--- start ---

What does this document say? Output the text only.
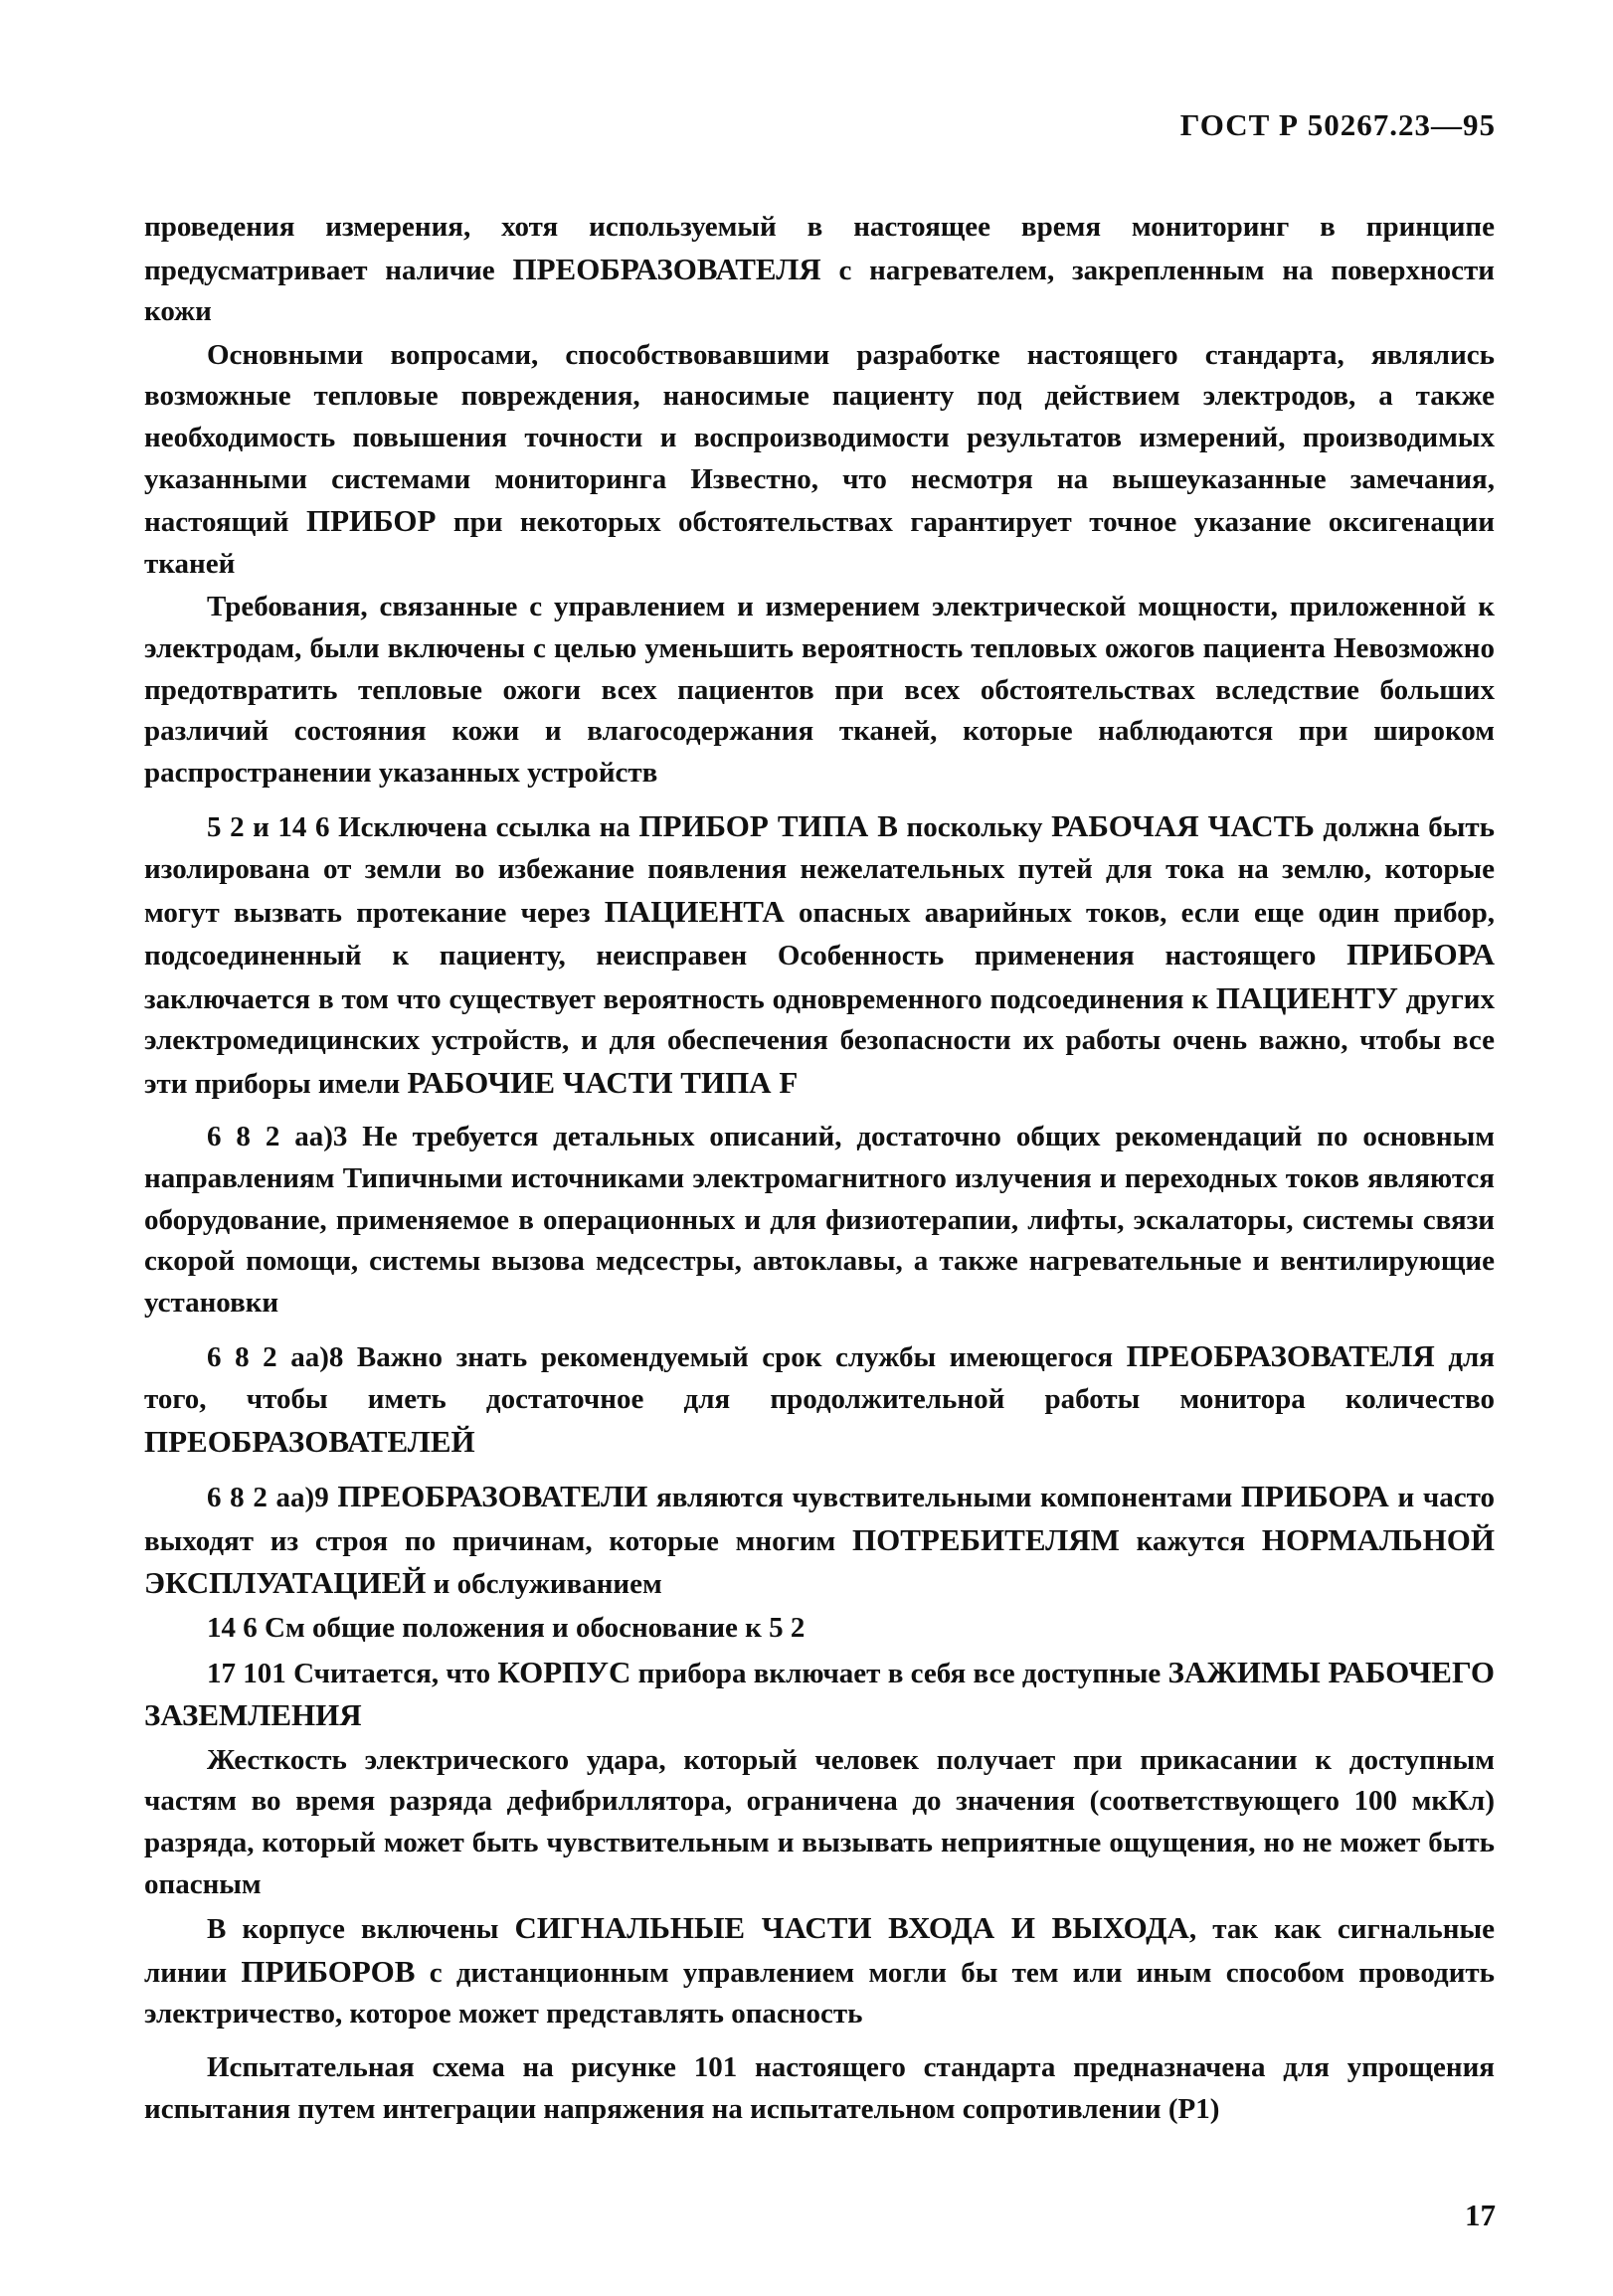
ГОСТ Р 50267.23—95

проведения измерения, хотя используемый в настоящее время мониторинг в принципе предусматривает наличие ПРЕОБРАЗОВАТЕЛЯ с нагревателем, закрепленным на поверхности кожи

Основными вопросами, способствовавшими разработке настоящего стандарта, являлись возможные тепловые повреждения, наносимые пациенту под действием электродов, а также необходимость повышения точности и воспроизводимости результатов измерений, производимых указанными системами мониторинга Известно, что несмотря на вышеуказанные замечания, настоящий ПРИБОР при некоторых обстоятельствах гарантирует точное указание оксигенации тканей

Требования, связанные с управлением и измерением электрической мощности, приложенной к электродам, были включены с целью уменьшить вероятность тепловых ожогов пациента Невозможно предотвратить тепловые ожоги всех пациентов при всех обстоятельствах вследствие больших различий состояния кожи и влагосодержания тканей, которые наблюдаются при широком распространении указанных устройств

5 2 и 14 6 Исключена ссылка на ПРИБОР ТИПА В поскольку РАБОЧАЯ ЧАСТЬ должна быть изолирована от земли во избежание появления нежелательных путей для тока на землю, которые могут вызвать протекание через ПАЦИЕНТА опасных аварийных токов, если еще один прибор, подсоединенный к пациенту, неисправен Особенность применения настоящего ПРИБОРА заключается в том что существует вероятность одновременного подсоединения к ПАЦИЕНТУ других электромедицинских устройств, и для обеспечения безопасности их работы очень важно, чтобы все эти приборы имели РАБОЧИЕ ЧАСТИ ТИПА F

6 8 2 аа)3 Не требуется детальных описаний, достаточно общих рекомендаций по основным направлениям Типичными источниками электромагнитного излучения и переходных токов являются оборудование, применяемое в операционных и для физиотерапии, лифты, эскалаторы, системы связи скорой помощи, системы вызова медсестры, автоклавы, а также нагревательные и вентилирующие установки

6 8 2 аа)8 Важно знать рекомендуемый срок службы имеющегося ПРЕОБРАЗОВАТЕЛЯ для того, чтобы иметь достаточное для продолжительной работы монитора количество ПРЕОБРАЗОВАТЕЛЕЙ

6 8 2 аа)9 ПРЕОБРАЗОВАТЕЛИ являются чувствительными компонентами ПРИБОРА и часто выходят из строя по причинам, которые многим ПОТРЕБИТЕЛЯМ кажутся НОРМАЛЬНОЙ ЭКСПЛУАТАЦИЕЙ и обслуживанием

14 6 См общие положения и обоснование к 5 2

17 101 Считается, что КОРПУС прибора включает в себя все доступные ЗАЖИМЫ РАБОЧЕГО ЗАЗЕМЛЕНИЯ

Жесткость электрического удара, который человек получает при прикасании к доступным частям во время разряда дефибриллятора, ограничена до значения (соответствующего 100 мкКл) разряда, который может быть чувствительным и вызывать неприятные ощущения, но не может быть опасным

В корпусе включены СИГНАЛЬНЫЕ ЧАСТИ ВХОДА И ВЫХОДА, так как сигнальные линии ПРИБОРОВ с дистанционным управлением могли бы тем или иным способом проводить электричество, которое может представлять опасность

Испытательная схема на рисунке 101 настоящего стандарта предназначена для упрощения испытания путем интеграции напряжения на испытательном сопротивлении (Р1)

17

--- end ---

== Given exercise ==
Quote all of the entries word for word, omitting any pictures.

== Full output ==
What does this document say? Output the text only.
ГОСТ Р 50267.23—95

проведения измерения, хотя используемый в настоящее время мониторинг в принципе предусматривает наличие ПРЕОБРАЗОВАТЕЛЯ с нагревателем, закрепленным на поверхности кожи

Основными вопросами, способствовавшими разработке настоящего стандарта, являлись возможные тепловые повреждения, наносимые пациенту под действием электродов, а также необходимость повышения точности и воспроизводимости результатов измерений, производимых указанными системами мониторинга Известно, что несмотря на вышеуказанные замечания, настоящий ПРИБОР при некоторых обстоятельствах гарантирует точное указание оксигенации тканей

Требования, связанные с управлением и измерением электрической мощности, приложенной к электродам, были включены с целью уменьшить вероятность тепловых ожогов пациента Невозможно предотвратить тепловые ожоги всех пациентов при всех обстоятельствах вследствие больших различий состояния кожи и влагосодержания тканей, которые наблюдаются при широком распространении указанных устройств

5 2 и 14 6 Исключена ссылка на ПРИБОР ТИПА В поскольку РАБОЧАЯ ЧАСТЬ должна быть изолирована от земли во избежание появления нежелательных путей для тока на землю, которые могут вызвать протекание через ПАЦИЕНТА опасных аварийных токов, если еще один прибор, подсоединенный к пациенту, неисправен Особенность применения настоящего ПРИБОРА заключается в том что существует вероятность одновременного подсоединения к ПАЦИЕНТУ других электромедицинских устройств, и для обеспечения безопасности их работы очень важно, чтобы все эти приборы имели РАБОЧИЕ ЧАСТИ ТИПА F

6 8 2 аа)3 Не требуется детальных описаний, достаточно общих рекомендаций по основным направлениям Типичными источниками электромагнитного излучения и переходных токов являются оборудование, применяемое в операционных и для физиотерапии, лифты, эскалаторы, системы связи скорой помощи, системы вызова медсестры, автоклавы, а также нагревательные и вентилирующие установки

6 8 2 аа)8 Важно знать рекомендуемый срок службы имеющегося ПРЕОБРАЗОВАТЕЛЯ для того, чтобы иметь достаточное для продолжительной работы монитора количество ПРЕОБРАЗОВАТЕЛЕЙ

6 8 2 аа)9 ПРЕОБРАЗОВАТЕЛИ являются чувствительными компонентами ПРИБОРА и часто выходят из строя по причинам, которые многим ПОТРЕБИТЕЛЯМ кажутся НОРМАЛЬНОЙ ЭКСПЛУАТАЦИЕЙ и обслуживанием

14 6 См общие положения и обоснование к 5 2

17 101 Считается, что КОРПУС прибора включает в себя все доступные ЗАЖИМЫ РАБОЧЕГО ЗАЗЕМЛЕНИЯ

Жесткость электрического удара, который человек получает при прикасании к доступным частям во время разряда дефибриллятора, ограничена до значения (соответствующего 100 мкКл) разряда, который может быть чувствительным и вызывать неприятные ощущения, но не может быть опасным

В корпусе включены СИГНАЛЬНЫЕ ЧАСТИ ВХОДА И ВЫХОДА, так как сигнальные линии ПРИБОРОВ с дистанционным управлением могли бы тем или иным способом проводить электричество, которое может представлять опасность

Испытательная схема на рисунке 101 настоящего стандарта предназначена для упрощения испытания путем интеграции напряжения на испытательном сопротивлении (Р1)

17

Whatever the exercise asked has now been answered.